— Start of Recorded data —

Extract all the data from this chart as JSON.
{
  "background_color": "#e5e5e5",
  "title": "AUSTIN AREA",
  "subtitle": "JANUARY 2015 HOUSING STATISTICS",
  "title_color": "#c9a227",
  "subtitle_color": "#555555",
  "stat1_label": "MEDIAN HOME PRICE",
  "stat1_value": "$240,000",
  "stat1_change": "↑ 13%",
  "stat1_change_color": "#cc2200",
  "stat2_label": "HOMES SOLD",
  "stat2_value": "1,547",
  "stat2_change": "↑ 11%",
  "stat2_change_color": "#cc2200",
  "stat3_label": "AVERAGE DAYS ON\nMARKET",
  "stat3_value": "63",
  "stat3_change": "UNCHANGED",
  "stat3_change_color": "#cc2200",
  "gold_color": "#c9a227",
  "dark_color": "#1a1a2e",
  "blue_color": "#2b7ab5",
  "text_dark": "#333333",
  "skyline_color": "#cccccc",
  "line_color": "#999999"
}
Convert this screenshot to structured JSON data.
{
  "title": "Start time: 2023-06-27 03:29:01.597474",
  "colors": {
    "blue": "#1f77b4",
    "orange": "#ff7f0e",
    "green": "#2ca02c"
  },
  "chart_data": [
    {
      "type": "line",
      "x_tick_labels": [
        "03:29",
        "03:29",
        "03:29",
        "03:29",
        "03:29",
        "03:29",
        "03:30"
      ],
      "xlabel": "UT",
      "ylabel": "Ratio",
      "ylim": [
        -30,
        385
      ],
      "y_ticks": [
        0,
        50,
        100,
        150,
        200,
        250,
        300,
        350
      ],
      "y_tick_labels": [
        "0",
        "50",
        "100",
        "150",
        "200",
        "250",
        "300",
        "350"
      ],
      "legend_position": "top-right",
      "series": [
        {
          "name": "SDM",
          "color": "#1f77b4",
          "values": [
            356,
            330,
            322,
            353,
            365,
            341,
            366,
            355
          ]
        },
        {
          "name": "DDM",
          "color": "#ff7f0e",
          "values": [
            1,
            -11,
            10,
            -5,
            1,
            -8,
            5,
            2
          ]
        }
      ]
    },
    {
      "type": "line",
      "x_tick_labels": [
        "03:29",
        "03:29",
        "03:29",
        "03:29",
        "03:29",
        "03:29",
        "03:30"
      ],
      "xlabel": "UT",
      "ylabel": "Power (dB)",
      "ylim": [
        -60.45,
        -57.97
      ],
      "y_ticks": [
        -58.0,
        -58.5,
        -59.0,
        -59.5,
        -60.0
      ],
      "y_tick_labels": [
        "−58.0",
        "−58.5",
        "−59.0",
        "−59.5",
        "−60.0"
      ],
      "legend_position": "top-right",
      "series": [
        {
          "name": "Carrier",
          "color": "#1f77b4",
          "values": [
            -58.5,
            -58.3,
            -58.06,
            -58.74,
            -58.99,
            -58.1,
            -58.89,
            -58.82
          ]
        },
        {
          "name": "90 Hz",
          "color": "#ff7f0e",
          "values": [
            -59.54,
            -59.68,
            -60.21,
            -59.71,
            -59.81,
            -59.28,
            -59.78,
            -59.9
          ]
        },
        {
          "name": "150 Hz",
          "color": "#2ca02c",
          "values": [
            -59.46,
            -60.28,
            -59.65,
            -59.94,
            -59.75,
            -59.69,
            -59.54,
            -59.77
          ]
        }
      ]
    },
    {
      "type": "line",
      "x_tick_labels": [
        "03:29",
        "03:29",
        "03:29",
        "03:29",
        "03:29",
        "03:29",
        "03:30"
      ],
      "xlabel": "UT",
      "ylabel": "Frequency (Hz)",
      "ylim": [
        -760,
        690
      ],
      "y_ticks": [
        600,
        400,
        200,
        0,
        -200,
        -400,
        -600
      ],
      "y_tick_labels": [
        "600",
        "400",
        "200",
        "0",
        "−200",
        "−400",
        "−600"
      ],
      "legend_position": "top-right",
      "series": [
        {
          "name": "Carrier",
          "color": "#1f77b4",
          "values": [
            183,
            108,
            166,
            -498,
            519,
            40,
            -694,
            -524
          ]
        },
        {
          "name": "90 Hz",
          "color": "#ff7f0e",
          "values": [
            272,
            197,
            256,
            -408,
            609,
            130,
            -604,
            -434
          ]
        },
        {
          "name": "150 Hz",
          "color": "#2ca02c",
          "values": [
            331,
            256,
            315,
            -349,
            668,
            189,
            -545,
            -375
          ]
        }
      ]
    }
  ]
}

— End of Recorded data —

## What is required
Copy out the full material exactly as it appears.

## Answer to the exercise
Extract all the data from this chart as JSON.
{
  "background_color": "#e5e5e5",
  "title": "AUSTIN AREA",
  "subtitle": "JANUARY 2015 HOUSING STATISTICS",
  "title_color": "#c9a227",
  "subtitle_color": "#555555",
  "stat1_label": "MEDIAN HOME PRICE",
  "stat1_value": "$240,000",
  "stat1_change": "↑ 13%",
  "stat1_change_color": "#cc2200",
  "stat2_label": "HOMES SOLD",
  "stat2_value": "1,547",
  "stat2_change": "↑ 11%",
  "stat2_change_color": "#cc2200",
  "stat3_label": "AVERAGE DAYS ON\nMARKET",
  "stat3_value": "63",
  "stat3_change": "UNCHANGED",
  "stat3_change_color": "#cc2200",
  "gold_color": "#c9a227",
  "dark_color": "#1a1a2e",
  "blue_color": "#2b7ab5",
  "text_dark": "#333333",
  "skyline_color": "#cccccc",
  "line_color": "#999999"
}
Convert this screenshot to structured JSON data.
{
  "title": "Start time: 2023-06-27 03:29:01.597474",
  "colors": {
    "blue": "#1f77b4",
    "orange": "#ff7f0e",
    "green": "#2ca02c"
  },
  "chart_data": [
    {
      "type": "line",
      "x_tick_labels": [
        "03:29",
        "03:29",
        "03:29",
        "03:29",
        "03:29",
        "03:29",
        "03:30"
      ],
      "xlabel": "UT",
      "ylabel": "Ratio",
      "ylim": [
        -30,
        385
      ],
      "y_ticks": [
        0,
        50,
        100,
        150,
        200,
        250,
        300,
        350
      ],
      "y_tick_labels": [
        "0",
        "50",
        "100",
        "150",
        "200",
        "250",
        "300",
        "350"
      ],
      "legend_position": "top-right",
      "series": [
        {
          "name": "SDM",
          "color": "#1f77b4",
          "values": [
            356,
            330,
            322,
            353,
            365,
            341,
            366,
            355
          ]
        },
        {
          "name": "DDM",
          "color": "#ff7f0e",
          "values": [
            1,
            -11,
            10,
            -5,
            1,
            -8,
            5,
            2
          ]
        }
      ]
    },
    {
      "type": "line",
      "x_tick_labels": [
        "03:29",
        "03:29",
        "03:29",
        "03:29",
        "03:29",
        "03:29",
        "03:30"
      ],
      "xlabel": "UT",
      "ylabel": "Power (dB)",
      "ylim": [
        -60.45,
        -57.97
      ],
      "y_ticks": [
        -58.0,
        -58.5,
        -59.0,
        -59.5,
        -60.0
      ],
      "y_tick_labels": [
        "−58.0",
        "−58.5",
        "−59.0",
        "−59.5",
        "−60.0"
      ],
      "legend_position": "top-right",
      "series": [
        {
          "name": "Carrier",
          "color": "#1f77b4",
          "values": [
            -58.5,
            -58.3,
            -58.06,
            -58.74,
            -58.99,
            -58.1,
            -58.89,
            -58.82
          ]
        },
        {
          "name": "90 Hz",
          "color": "#ff7f0e",
          "values": [
            -59.54,
            -59.68,
            -60.21,
            -59.71,
            -59.81,
            -59.28,
            -59.78,
            -59.9
          ]
        },
        {
          "name": "150 Hz",
          "color": "#2ca02c",
          "values": [
            -59.46,
            -60.28,
            -59.65,
            -59.94,
            -59.75,
            -59.69,
            -59.54,
            -59.77
          ]
        }
      ]
    },
    {
      "type": "line",
      "x_tick_labels": [
        "03:29",
        "03:29",
        "03:29",
        "03:29",
        "03:29",
        "03:29",
        "03:30"
      ],
      "xlabel": "UT",
      "ylabel": "Frequency (Hz)",
      "ylim": [
        -760,
        690
      ],
      "y_ticks": [
        600,
        400,
        200,
        0,
        -200,
        -400,
        -600
      ],
      "y_tick_labels": [
        "600",
        "400",
        "200",
        "0",
        "−200",
        "−400",
        "−600"
      ],
      "legend_position": "top-right",
      "series": [
        {
          "name": "Carrier",
          "color": "#1f77b4",
          "values": [
            183,
            108,
            166,
            -498,
            519,
            40,
            -694,
            -524
          ]
        },
        {
          "name": "90 Hz",
          "color": "#ff7f0e",
          "values": [
            272,
            197,
            256,
            -408,
            609,
            130,
            -604,
            -434
          ]
        },
        {
          "name": "150 Hz",
          "color": "#2ca02c",
          "values": [
            331,
            256,
            315,
            -349,
            668,
            189,
            -545,
            -375
          ]
        }
      ]
    }
  ]
}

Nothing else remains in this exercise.